### Task
Repeat the records below exactly as they appear.

Extracts from a graphics dataset:

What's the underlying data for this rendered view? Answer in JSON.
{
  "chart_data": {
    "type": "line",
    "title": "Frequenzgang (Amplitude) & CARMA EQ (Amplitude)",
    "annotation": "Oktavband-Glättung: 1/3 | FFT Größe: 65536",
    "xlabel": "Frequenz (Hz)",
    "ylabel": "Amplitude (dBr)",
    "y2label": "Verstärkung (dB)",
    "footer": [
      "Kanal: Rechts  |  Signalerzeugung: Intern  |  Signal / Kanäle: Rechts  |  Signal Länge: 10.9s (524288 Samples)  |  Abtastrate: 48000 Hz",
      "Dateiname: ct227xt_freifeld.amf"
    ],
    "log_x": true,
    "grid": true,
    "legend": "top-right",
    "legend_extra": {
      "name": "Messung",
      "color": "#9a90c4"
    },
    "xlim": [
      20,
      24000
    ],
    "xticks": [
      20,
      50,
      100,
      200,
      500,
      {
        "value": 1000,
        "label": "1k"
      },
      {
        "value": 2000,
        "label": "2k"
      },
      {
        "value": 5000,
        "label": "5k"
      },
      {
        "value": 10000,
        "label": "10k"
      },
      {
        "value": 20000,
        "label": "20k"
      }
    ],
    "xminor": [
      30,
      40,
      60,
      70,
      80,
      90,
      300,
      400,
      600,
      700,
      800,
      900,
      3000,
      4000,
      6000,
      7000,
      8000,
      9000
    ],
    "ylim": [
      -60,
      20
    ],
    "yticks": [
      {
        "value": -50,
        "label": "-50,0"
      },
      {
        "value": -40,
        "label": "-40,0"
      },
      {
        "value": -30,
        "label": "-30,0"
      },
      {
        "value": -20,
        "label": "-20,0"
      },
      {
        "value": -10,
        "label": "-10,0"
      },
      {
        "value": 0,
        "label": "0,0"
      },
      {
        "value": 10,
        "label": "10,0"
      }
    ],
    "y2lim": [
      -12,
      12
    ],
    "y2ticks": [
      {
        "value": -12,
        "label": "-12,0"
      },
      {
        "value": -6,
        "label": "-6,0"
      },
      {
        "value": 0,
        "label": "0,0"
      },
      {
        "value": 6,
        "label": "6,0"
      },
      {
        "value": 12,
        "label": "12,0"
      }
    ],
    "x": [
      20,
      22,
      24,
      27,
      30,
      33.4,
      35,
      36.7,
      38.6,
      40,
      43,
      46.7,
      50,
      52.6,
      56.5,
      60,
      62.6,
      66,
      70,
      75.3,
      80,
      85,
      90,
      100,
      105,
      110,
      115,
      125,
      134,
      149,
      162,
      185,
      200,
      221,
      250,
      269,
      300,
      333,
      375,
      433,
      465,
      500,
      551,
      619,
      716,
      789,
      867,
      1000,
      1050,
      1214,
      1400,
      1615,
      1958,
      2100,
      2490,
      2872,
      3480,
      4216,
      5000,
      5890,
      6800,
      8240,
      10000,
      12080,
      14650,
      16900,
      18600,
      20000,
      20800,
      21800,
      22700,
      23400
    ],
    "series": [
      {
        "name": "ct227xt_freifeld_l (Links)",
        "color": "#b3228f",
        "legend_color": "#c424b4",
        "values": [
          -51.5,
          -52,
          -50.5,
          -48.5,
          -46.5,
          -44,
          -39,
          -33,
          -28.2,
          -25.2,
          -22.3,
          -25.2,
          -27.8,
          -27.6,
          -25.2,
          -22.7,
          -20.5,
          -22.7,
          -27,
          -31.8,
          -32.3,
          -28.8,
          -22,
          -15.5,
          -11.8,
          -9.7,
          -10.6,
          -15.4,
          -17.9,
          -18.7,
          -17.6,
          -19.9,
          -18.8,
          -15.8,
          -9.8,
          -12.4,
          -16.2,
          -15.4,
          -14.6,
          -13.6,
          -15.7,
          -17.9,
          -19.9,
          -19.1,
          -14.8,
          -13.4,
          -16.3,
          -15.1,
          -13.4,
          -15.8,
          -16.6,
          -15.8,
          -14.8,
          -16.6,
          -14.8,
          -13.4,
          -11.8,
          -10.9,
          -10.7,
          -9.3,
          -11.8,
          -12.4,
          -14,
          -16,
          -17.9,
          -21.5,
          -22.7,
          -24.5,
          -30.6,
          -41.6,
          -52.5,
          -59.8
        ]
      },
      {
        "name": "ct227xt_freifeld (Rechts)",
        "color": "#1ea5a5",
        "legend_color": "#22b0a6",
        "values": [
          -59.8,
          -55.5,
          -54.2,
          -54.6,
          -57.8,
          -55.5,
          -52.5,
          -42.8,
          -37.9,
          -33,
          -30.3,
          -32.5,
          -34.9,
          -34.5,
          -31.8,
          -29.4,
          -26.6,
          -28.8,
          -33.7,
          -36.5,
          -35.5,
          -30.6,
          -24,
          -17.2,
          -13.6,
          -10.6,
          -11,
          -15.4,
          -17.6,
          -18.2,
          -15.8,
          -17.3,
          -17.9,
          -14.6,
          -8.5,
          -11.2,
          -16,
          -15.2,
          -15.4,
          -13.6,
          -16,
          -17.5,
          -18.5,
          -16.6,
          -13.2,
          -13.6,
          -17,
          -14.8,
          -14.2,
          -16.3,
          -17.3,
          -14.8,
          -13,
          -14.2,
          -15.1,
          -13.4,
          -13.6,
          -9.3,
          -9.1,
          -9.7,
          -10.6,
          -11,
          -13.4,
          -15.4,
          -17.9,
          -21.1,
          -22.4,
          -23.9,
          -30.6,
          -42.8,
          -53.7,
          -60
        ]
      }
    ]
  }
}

### Output for this task
What's the underlying data for this rendered view? Answer in JSON.
{
  "chart_data": {
    "type": "line",
    "title": "Frequenzgang (Amplitude) & CARMA EQ (Amplitude)",
    "annotation": "Oktavband-Glättung: 1/3 | FFT Größe: 65536",
    "xlabel": "Frequenz (Hz)",
    "ylabel": "Amplitude (dBr)",
    "y2label": "Verstärkung (dB)",
    "footer": [
      "Kanal: Rechts  |  Signalerzeugung: Intern  |  Signal / Kanäle: Rechts  |  Signal Länge: 10.9s (524288 Samples)  |  Abtastrate: 48000 Hz",
      "Dateiname: ct227xt_freifeld.amf"
    ],
    "log_x": true,
    "grid": true,
    "legend": "top-right",
    "legend_extra": {
      "name": "Messung",
      "color": "#9a90c4"
    },
    "xlim": [
      20,
      24000
    ],
    "xticks": [
      20,
      50,
      100,
      200,
      500,
      {
        "value": 1000,
        "label": "1k"
      },
      {
        "value": 2000,
        "label": "2k"
      },
      {
        "value": 5000,
        "label": "5k"
      },
      {
        "value": 10000,
        "label": "10k"
      },
      {
        "value": 20000,
        "label": "20k"
      }
    ],
    "xminor": [
      30,
      40,
      60,
      70,
      80,
      90,
      300,
      400,
      600,
      700,
      800,
      900,
      3000,
      4000,
      6000,
      7000,
      8000,
      9000
    ],
    "ylim": [
      -60,
      20
    ],
    "yticks": [
      {
        "value": -50,
        "label": "-50,0"
      },
      {
        "value": -40,
        "label": "-40,0"
      },
      {
        "value": -30,
        "label": "-30,0"
      },
      {
        "value": -20,
        "label": "-20,0"
      },
      {
        "value": -10,
        "label": "-10,0"
      },
      {
        "value": 0,
        "label": "0,0"
      },
      {
        "value": 10,
        "label": "10,0"
      }
    ],
    "y2lim": [
      -12,
      12
    ],
    "y2ticks": [
      {
        "value": -12,
        "label": "-12,0"
      },
      {
        "value": -6,
        "label": "-6,0"
      },
      {
        "value": 0,
        "label": "0,0"
      },
      {
        "value": 6,
        "label": "6,0"
      },
      {
        "value": 12,
        "label": "12,0"
      }
    ],
    "x": [
      20,
      22,
      24,
      27,
      30,
      33.4,
      35,
      36.7,
      38.6,
      40,
      43,
      46.7,
      50,
      52.6,
      56.5,
      60,
      62.6,
      66,
      70,
      75.3,
      80,
      85,
      90,
      100,
      105,
      110,
      115,
      125,
      134,
      149,
      162,
      185,
      200,
      221,
      250,
      269,
      300,
      333,
      375,
      433,
      465,
      500,
      551,
      619,
      716,
      789,
      867,
      1000,
      1050,
      1214,
      1400,
      1615,
      1958,
      2100,
      2490,
      2872,
      3480,
      4216,
      5000,
      5890,
      6800,
      8240,
      10000,
      12080,
      14650,
      16900,
      18600,
      20000,
      20800,
      21800,
      22700,
      23400
    ],
    "series": [
      {
        "name": "ct227xt_freifeld_l (Links)",
        "color": "#b3228f",
        "legend_color": "#c424b4",
        "values": [
          -51.5,
          -52,
          -50.5,
          -48.5,
          -46.5,
          -44,
          -39,
          -33,
          -28.2,
          -25.2,
          -22.3,
          -25.2,
          -27.8,
          -27.6,
          -25.2,
          -22.7,
          -20.5,
          -22.7,
          -27,
          -31.8,
          -32.3,
          -28.8,
          -22,
          -15.5,
          -11.8,
          -9.7,
          -10.6,
          -15.4,
          -17.9,
          -18.7,
          -17.6,
          -19.9,
          -18.8,
          -15.8,
          -9.8,
          -12.4,
          -16.2,
          -15.4,
          -14.6,
          -13.6,
          -15.7,
          -17.9,
          -19.9,
          -19.1,
          -14.8,
          -13.4,
          -16.3,
          -15.1,
          -13.4,
          -15.8,
          -16.6,
          -15.8,
          -14.8,
          -16.6,
          -14.8,
          -13.4,
          -11.8,
          -10.9,
          -10.7,
          -9.3,
          -11.8,
          -12.4,
          -14,
          -16,
          -17.9,
          -21.5,
          -22.7,
          -24.5,
          -30.6,
          -41.6,
          -52.5,
          -59.8
        ]
      },
      {
        "name": "ct227xt_freifeld (Rechts)",
        "color": "#1ea5a5",
        "legend_color": "#22b0a6",
        "values": [
          -59.8,
          -55.5,
          -54.2,
          -54.6,
          -57.8,
          -55.5,
          -52.5,
          -42.8,
          -37.9,
          -33,
          -30.3,
          -32.5,
          -34.9,
          -34.5,
          -31.8,
          -29.4,
          -26.6,
          -28.8,
          -33.7,
          -36.5,
          -35.5,
          -30.6,
          -24,
          -17.2,
          -13.6,
          -10.6,
          -11,
          -15.4,
          -17.6,
          -18.2,
          -15.8,
          -17.3,
          -17.9,
          -14.6,
          -8.5,
          -11.2,
          -16,
          -15.2,
          -15.4,
          -13.6,
          -16,
          -17.5,
          -18.5,
          -16.6,
          -13.2,
          -13.6,
          -17,
          -14.8,
          -14.2,
          -16.3,
          -17.3,
          -14.8,
          -13,
          -14.2,
          -15.1,
          -13.4,
          -13.6,
          -9.3,
          -9.1,
          -9.7,
          -10.6,
          -11,
          -13.4,
          -15.4,
          -17.9,
          -21.1,
          -22.4,
          -23.9,
          -30.6,
          -42.8,
          -53.7,
          -60
        ]
      }
    ]
  }
}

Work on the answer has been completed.